Copy out every line that contains the word "mother".

======== Records provided

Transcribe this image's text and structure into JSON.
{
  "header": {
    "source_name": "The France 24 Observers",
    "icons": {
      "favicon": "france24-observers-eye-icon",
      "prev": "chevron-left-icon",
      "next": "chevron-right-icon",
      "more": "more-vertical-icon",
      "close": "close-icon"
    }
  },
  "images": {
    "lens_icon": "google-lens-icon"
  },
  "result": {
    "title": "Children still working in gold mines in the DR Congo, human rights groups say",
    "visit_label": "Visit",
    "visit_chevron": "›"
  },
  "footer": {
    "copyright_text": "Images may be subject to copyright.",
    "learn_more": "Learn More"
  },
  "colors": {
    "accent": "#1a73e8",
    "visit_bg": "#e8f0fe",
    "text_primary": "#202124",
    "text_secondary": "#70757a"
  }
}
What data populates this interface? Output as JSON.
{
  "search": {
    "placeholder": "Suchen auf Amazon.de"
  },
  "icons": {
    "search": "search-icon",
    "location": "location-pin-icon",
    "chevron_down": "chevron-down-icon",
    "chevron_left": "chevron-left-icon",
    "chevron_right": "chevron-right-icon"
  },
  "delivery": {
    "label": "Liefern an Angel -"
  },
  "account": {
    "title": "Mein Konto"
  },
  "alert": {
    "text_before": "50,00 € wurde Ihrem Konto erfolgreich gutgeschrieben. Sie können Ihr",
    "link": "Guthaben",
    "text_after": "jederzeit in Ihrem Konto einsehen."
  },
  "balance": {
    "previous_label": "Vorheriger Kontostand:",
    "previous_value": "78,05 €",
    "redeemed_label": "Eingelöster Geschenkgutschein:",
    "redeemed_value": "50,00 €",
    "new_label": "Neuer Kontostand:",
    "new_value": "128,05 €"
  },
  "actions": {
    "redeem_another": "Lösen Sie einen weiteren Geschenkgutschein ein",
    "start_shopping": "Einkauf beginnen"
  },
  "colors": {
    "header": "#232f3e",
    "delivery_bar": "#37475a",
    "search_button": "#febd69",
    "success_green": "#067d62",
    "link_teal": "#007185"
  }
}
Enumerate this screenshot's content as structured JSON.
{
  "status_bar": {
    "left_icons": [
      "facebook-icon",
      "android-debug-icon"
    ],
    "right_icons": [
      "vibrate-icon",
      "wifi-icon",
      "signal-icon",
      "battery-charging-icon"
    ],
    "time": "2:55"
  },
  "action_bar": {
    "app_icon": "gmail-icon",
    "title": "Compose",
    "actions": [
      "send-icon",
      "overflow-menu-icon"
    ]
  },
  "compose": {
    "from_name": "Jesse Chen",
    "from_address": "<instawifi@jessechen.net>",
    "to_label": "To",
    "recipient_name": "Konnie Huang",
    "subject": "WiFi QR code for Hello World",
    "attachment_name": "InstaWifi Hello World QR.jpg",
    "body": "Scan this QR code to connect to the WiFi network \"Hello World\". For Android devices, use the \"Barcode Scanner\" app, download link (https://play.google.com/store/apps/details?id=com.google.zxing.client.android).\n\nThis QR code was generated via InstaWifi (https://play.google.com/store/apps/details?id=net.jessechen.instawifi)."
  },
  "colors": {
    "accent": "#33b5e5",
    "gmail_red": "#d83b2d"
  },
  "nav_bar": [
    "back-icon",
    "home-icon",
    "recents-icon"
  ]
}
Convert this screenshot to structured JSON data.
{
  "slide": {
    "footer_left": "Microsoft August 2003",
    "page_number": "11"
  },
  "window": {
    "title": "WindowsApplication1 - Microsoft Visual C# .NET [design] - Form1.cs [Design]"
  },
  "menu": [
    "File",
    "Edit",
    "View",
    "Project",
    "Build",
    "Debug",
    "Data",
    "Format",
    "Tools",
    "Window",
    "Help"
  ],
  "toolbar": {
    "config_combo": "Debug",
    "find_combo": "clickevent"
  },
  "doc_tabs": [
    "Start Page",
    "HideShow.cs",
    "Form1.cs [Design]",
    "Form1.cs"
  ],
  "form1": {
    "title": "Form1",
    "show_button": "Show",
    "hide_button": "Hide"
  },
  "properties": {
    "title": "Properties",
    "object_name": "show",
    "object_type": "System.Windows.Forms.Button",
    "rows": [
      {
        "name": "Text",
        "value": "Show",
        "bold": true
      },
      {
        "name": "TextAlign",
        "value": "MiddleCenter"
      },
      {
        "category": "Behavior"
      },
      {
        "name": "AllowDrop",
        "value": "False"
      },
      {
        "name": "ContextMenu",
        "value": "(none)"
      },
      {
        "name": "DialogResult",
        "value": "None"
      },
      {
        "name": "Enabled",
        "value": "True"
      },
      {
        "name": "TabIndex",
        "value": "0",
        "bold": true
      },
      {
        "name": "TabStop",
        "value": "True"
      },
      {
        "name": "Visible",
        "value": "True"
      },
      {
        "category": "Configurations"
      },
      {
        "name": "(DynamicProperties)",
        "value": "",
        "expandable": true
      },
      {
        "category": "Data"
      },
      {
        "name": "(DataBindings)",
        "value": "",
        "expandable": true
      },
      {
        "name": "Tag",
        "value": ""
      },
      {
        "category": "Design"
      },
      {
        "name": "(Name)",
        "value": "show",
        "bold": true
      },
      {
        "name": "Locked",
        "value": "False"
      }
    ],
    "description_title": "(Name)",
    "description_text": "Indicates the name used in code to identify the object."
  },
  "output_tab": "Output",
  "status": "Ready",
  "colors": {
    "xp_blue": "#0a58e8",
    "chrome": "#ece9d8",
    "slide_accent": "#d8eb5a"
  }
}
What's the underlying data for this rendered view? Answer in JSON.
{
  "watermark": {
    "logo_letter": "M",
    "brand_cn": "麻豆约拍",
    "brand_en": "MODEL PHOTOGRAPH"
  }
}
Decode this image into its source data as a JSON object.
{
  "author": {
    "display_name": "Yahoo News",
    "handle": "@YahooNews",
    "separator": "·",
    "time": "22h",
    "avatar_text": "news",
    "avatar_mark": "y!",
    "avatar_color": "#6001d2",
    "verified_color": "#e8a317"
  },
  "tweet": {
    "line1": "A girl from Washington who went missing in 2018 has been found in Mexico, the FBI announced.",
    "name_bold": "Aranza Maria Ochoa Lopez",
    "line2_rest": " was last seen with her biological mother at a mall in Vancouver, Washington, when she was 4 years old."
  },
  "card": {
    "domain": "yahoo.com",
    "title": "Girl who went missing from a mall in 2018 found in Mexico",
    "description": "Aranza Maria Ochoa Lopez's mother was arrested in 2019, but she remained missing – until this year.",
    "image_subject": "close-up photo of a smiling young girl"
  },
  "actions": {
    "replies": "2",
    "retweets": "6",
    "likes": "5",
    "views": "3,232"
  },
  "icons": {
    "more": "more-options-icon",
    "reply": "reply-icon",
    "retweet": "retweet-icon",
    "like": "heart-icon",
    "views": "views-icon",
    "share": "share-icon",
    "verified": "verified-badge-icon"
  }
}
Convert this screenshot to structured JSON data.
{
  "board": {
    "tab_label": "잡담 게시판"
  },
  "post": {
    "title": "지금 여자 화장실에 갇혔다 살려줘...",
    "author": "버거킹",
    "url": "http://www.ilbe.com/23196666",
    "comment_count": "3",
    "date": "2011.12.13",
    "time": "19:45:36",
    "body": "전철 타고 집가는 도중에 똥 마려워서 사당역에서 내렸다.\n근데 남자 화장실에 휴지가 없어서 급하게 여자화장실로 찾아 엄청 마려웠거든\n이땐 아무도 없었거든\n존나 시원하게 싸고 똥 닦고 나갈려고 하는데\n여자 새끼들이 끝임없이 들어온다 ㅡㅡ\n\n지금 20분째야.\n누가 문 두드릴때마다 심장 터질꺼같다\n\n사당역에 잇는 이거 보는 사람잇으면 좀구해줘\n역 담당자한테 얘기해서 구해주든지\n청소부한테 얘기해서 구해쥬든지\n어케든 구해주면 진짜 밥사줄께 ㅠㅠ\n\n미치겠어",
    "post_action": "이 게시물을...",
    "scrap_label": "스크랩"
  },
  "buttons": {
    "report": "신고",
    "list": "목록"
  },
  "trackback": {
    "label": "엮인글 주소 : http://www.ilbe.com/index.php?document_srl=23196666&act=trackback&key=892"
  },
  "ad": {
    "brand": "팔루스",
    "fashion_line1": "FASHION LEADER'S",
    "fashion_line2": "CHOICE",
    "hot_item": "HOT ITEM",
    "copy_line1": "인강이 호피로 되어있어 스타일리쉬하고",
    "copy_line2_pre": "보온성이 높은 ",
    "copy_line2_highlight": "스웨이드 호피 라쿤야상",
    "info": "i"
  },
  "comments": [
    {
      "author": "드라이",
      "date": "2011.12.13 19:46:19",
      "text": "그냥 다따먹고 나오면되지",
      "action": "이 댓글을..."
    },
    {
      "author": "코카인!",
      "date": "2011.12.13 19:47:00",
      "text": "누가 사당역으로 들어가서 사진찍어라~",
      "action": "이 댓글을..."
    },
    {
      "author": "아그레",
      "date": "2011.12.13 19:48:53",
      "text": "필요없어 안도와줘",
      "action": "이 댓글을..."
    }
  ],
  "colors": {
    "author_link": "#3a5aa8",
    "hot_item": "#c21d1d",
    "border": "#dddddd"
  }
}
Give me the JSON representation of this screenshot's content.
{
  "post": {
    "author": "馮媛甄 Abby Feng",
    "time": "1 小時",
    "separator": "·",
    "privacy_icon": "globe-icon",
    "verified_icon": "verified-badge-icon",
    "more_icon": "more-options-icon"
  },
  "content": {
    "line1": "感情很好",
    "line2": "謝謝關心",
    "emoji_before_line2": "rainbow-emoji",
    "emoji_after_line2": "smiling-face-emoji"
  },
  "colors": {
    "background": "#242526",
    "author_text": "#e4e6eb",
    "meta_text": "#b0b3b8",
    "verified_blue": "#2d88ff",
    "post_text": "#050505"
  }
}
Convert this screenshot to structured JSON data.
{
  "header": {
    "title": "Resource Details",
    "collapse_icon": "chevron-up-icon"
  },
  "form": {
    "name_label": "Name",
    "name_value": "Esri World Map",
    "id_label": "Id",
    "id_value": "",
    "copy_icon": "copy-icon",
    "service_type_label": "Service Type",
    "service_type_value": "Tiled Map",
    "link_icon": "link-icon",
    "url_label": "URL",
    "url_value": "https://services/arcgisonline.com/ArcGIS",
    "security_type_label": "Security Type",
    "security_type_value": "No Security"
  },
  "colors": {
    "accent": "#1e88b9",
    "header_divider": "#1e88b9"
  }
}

================

- Task solution
    "line2_rest": " was last seen with her biological mother at a mall in Vancouver, Washington, when she was 4 years old."
    "description": "Aranza Maria Ochoa Lopez's mother was arrested in 2019, but she remained missing – until this year.",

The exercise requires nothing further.